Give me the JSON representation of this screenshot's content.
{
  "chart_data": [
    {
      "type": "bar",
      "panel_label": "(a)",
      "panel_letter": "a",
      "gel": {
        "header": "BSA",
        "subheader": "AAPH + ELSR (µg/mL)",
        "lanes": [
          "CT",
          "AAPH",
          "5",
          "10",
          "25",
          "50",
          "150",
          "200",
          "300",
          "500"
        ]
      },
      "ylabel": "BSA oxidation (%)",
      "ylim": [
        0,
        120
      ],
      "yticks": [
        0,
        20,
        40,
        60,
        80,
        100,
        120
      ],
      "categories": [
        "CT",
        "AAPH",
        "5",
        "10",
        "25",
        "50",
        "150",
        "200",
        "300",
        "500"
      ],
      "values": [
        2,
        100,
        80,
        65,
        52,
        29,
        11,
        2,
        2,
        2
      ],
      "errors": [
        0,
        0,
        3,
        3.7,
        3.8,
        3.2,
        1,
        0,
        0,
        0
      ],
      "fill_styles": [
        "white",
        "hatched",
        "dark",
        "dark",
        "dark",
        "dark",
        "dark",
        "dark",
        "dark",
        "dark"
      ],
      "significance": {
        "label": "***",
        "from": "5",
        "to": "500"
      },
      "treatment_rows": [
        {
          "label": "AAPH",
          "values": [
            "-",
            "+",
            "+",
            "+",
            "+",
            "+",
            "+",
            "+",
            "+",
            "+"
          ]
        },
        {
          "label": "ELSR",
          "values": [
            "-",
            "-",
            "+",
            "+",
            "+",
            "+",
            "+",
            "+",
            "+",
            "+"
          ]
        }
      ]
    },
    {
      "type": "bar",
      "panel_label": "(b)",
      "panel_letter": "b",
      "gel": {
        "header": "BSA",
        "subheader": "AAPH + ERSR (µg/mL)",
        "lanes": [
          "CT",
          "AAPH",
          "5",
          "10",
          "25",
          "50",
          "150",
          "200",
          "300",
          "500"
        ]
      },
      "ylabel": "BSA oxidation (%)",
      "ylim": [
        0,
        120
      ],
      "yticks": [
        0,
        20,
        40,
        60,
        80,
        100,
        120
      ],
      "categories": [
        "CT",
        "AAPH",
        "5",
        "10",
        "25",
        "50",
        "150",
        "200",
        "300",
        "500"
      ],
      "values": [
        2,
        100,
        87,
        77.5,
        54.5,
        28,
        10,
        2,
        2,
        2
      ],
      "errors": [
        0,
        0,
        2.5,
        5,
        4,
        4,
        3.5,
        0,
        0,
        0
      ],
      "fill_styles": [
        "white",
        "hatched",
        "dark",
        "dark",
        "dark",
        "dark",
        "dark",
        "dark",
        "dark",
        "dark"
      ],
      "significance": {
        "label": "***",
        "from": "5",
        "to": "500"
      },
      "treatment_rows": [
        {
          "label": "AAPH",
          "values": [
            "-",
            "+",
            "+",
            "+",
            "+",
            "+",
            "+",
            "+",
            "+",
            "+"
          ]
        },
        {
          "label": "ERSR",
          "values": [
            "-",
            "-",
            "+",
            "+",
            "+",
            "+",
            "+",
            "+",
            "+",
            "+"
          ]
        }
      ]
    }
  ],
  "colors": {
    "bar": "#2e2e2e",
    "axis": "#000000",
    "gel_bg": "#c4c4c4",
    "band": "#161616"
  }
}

→ DIRECTIONS FOR THIS TASK
Transcribe all entries exactly as they are given.

→ ANSWER
Give me the JSON representation of this screenshot's content.
{
  "chart_data": [
    {
      "type": "bar",
      "panel_label": "(a)",
      "panel_letter": "a",
      "gel": {
        "header": "BSA",
        "subheader": "AAPH + ELSR (µg/mL)",
        "lanes": [
          "CT",
          "AAPH",
          "5",
          "10",
          "25",
          "50",
          "150",
          "200",
          "300",
          "500"
        ]
      },
      "ylabel": "BSA oxidation (%)",
      "ylim": [
        0,
        120
      ],
      "yticks": [
        0,
        20,
        40,
        60,
        80,
        100,
        120
      ],
      "categories": [
        "CT",
        "AAPH",
        "5",
        "10",
        "25",
        "50",
        "150",
        "200",
        "300",
        "500"
      ],
      "values": [
        2,
        100,
        80,
        65,
        52,
        29,
        11,
        2,
        2,
        2
      ],
      "errors": [
        0,
        0,
        3,
        3.7,
        3.8,
        3.2,
        1,
        0,
        0,
        0
      ],
      "fill_styles": [
        "white",
        "hatched",
        "dark",
        "dark",
        "dark",
        "dark",
        "dark",
        "dark",
        "dark",
        "dark"
      ],
      "significance": {
        "label": "***",
        "from": "5",
        "to": "500"
      },
      "treatment_rows": [
        {
          "label": "AAPH",
          "values": [
            "-",
            "+",
            "+",
            "+",
            "+",
            "+",
            "+",
            "+",
            "+",
            "+"
          ]
        },
        {
          "label": "ELSR",
          "values": [
            "-",
            "-",
            "+",
            "+",
            "+",
            "+",
            "+",
            "+",
            "+",
            "+"
          ]
        }
      ]
    },
    {
      "type": "bar",
      "panel_label": "(b)",
      "panel_letter": "b",
      "gel": {
        "header": "BSA",
        "subheader": "AAPH + ERSR (µg/mL)",
        "lanes": [
          "CT",
          "AAPH",
          "5",
          "10",
          "25",
          "50",
          "150",
          "200",
          "300",
          "500"
        ]
      },
      "ylabel": "BSA oxidation (%)",
      "ylim": [
        0,
        120
      ],
      "yticks": [
        0,
        20,
        40,
        60,
        80,
        100,
        120
      ],
      "categories": [
        "CT",
        "AAPH",
        "5",
        "10",
        "25",
        "50",
        "150",
        "200",
        "300",
        "500"
      ],
      "values": [
        2,
        100,
        87,
        77.5,
        54.5,
        28,
        10,
        2,
        2,
        2
      ],
      "errors": [
        0,
        0,
        2.5,
        5,
        4,
        4,
        3.5,
        0,
        0,
        0
      ],
      "fill_styles": [
        "white",
        "hatched",
        "dark",
        "dark",
        "dark",
        "dark",
        "dark",
        "dark",
        "dark",
        "dark"
      ],
      "significance": {
        "label": "***",
        "from": "5",
        "to": "500"
      },
      "treatment_rows": [
        {
          "label": "AAPH",
          "values": [
            "-",
            "+",
            "+",
            "+",
            "+",
            "+",
            "+",
            "+",
            "+",
            "+"
          ]
        },
        {
          "label": "ERSR",
          "values": [
            "-",
            "-",
            "+",
            "+",
            "+",
            "+",
            "+",
            "+",
            "+",
            "+"
          ]
        }
      ]
    }
  ],
  "colors": {
    "bar": "#2e2e2e",
    "axis": "#000000",
    "gel_bg": "#c4c4c4",
    "band": "#161616"
  }
}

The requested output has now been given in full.